#### [Request]
Without changing a character, return the entries, but not the images they hold.

#### [Supplied records]
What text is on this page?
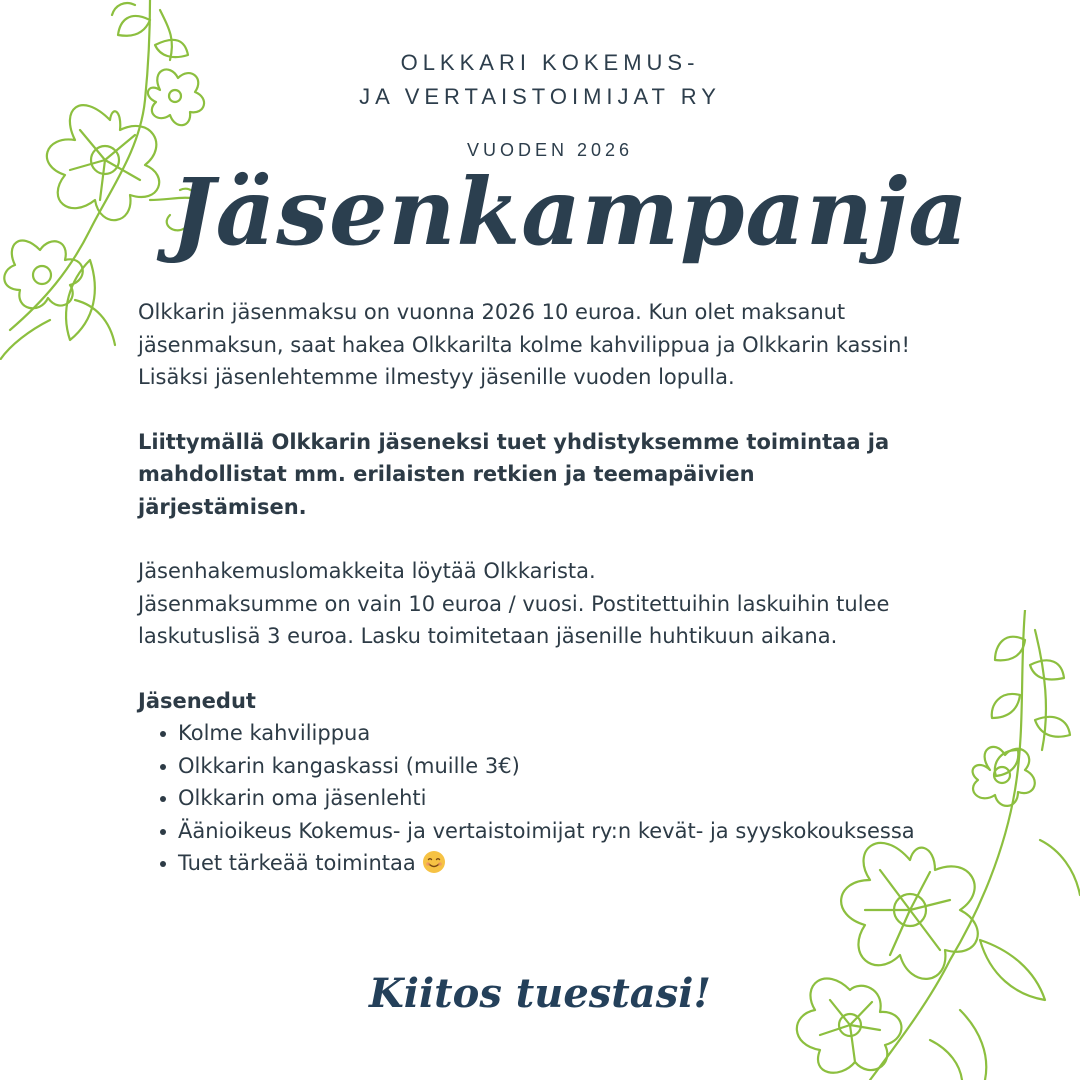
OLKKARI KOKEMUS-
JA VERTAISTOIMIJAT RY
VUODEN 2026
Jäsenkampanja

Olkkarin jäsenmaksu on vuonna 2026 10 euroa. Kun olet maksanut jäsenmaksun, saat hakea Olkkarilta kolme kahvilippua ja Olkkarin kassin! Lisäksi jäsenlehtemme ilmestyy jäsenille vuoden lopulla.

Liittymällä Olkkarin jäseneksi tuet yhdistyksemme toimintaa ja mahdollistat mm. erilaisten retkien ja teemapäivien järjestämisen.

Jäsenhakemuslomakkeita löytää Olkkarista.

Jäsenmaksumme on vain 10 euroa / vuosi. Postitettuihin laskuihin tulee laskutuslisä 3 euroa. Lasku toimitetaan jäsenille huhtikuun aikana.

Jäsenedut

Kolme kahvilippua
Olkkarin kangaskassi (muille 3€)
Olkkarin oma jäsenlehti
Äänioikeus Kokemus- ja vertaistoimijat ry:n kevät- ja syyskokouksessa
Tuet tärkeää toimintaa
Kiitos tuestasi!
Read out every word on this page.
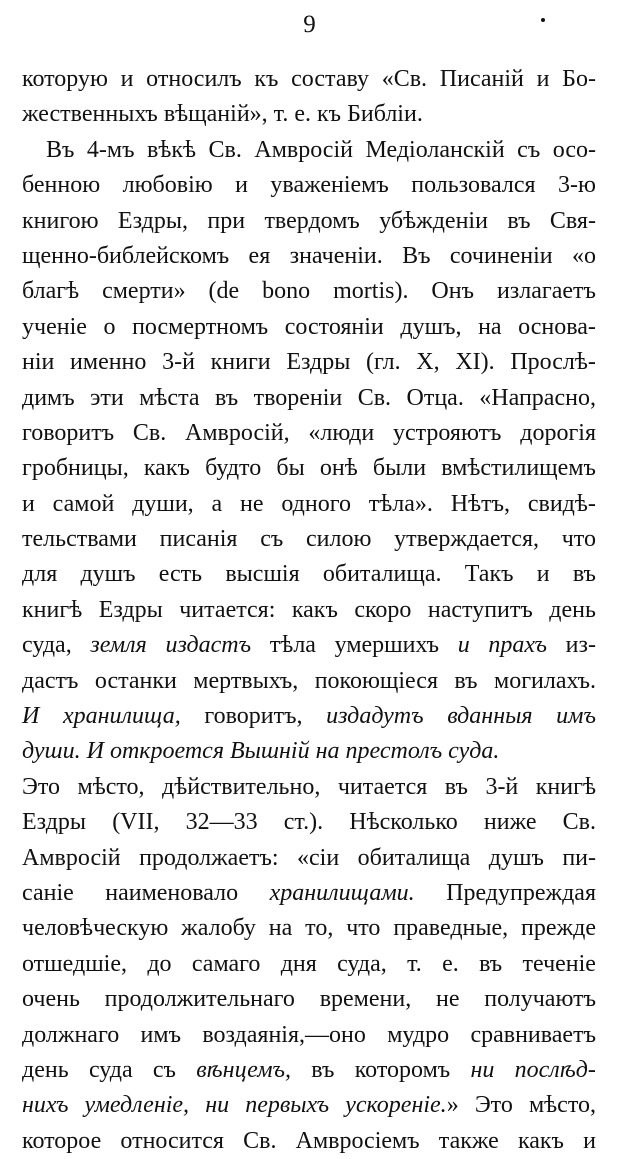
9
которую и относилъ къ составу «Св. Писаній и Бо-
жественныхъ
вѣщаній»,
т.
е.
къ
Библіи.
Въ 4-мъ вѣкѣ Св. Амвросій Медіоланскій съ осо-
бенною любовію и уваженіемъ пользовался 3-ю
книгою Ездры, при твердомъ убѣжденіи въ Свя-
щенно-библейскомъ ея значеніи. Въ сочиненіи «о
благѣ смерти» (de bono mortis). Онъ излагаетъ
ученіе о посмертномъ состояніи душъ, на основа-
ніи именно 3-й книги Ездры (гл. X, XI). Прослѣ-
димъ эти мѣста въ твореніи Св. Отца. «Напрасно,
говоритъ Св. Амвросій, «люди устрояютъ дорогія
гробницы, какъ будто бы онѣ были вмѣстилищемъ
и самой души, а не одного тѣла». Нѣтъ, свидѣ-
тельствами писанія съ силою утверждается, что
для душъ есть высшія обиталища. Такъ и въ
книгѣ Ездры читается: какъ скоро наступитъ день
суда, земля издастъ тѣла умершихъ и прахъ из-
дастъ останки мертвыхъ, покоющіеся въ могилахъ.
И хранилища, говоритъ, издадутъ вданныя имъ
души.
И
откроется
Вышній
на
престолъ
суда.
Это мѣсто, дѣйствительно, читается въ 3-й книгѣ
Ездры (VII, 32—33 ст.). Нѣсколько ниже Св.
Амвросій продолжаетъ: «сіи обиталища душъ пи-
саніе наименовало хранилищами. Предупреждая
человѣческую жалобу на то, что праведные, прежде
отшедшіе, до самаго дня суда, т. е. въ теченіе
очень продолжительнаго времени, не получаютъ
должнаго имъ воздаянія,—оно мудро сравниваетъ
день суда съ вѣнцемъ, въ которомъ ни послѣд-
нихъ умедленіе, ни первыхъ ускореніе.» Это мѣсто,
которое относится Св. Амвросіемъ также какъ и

#### [Exercise result]
What text is on this page?
OLKKARI KOKEMUS-
JA VERTAISTOIMIJAT RY
VUODEN 2026
Jäsenkampanja

Olkkarin jäsenmaksu on vuonna 2026 10 euroa. Kun olet maksanut jäsenmaksun, saat hakea Olkkarilta kolme kahvilippua ja Olkkarin kassin! Lisäksi jäsenlehtemme ilmestyy jäsenille vuoden lopulla.

Liittymällä Olkkarin jäseneksi tuet yhdistyksemme toimintaa ja mahdollistat mm. erilaisten retkien ja teemapäivien järjestämisen.

Jäsenhakemuslomakkeita löytää Olkkarista.

Jäsenmaksumme on vain 10 euroa / vuosi. Postitettuihin laskuihin tulee laskutuslisä 3 euroa. Lasku toimitetaan jäsenille huhtikuun aikana.

Jäsenedut

Kolme kahvilippua
Olkkarin kangaskassi (muille 3€)
Olkkarin oma jäsenlehti
Äänioikeus Kokemus- ja vertaistoimijat ry:n kevät- ja syyskokouksessa
Tuet tärkeää toimintaa
Kiitos tuestasi!
Read out every word on this page.
9
которую и относилъ къ составу «Св. Писаній и Бо-
жественныхъ
вѣщаній»,
т.
е.
къ
Библіи.
Въ 4-мъ вѣкѣ Св. Амвросій Медіоланскій съ осо-
бенною любовію и уваженіемъ пользовался 3-ю
книгою Ездры, при твердомъ убѣжденіи въ Свя-
щенно-библейскомъ ея значеніи. Въ сочиненіи «о
благѣ смерти» (de bono mortis). Онъ излагаетъ
ученіе о посмертномъ состояніи душъ, на основа-
ніи именно 3-й книги Ездры (гл. X, XI). Прослѣ-
димъ эти мѣста въ твореніи Св. Отца. «Напрасно,
говоритъ Св. Амвросій, «люди устрояютъ дорогія
гробницы, какъ будто бы онѣ были вмѣстилищемъ
и самой души, а не одного тѣла». Нѣтъ, свидѣ-
тельствами писанія съ силою утверждается, что
для душъ есть высшія обиталища. Такъ и въ
книгѣ Ездры читается: какъ скоро наступитъ день
суда, земля издастъ тѣла умершихъ и прахъ из-
дастъ останки мертвыхъ, покоющіеся въ могилахъ.
И хранилища, говоритъ, издадутъ вданныя имъ
души.
И
откроется
Вышній
на
престолъ
суда.
Это мѣсто, дѣйствительно, читается въ 3-й книгѣ
Ездры (VII, 32—33 ст.). Нѣсколько ниже Св.
Амвросій продолжаетъ: «сіи обиталища душъ пи-
саніе наименовало хранилищами. Предупреждая
человѣческую жалобу на то, что праведные, прежде
отшедшіе, до самаго дня суда, т. е. въ теченіе
очень продолжительнаго времени, не получаютъ
должнаго имъ воздаянія,—оно мудро сравниваетъ
день суда съ вѣнцемъ, въ которомъ ни послѣд-
нихъ умедленіе, ни первыхъ ускореніе.» Это мѣсто,
которое относится Св. Амвросіемъ также какъ и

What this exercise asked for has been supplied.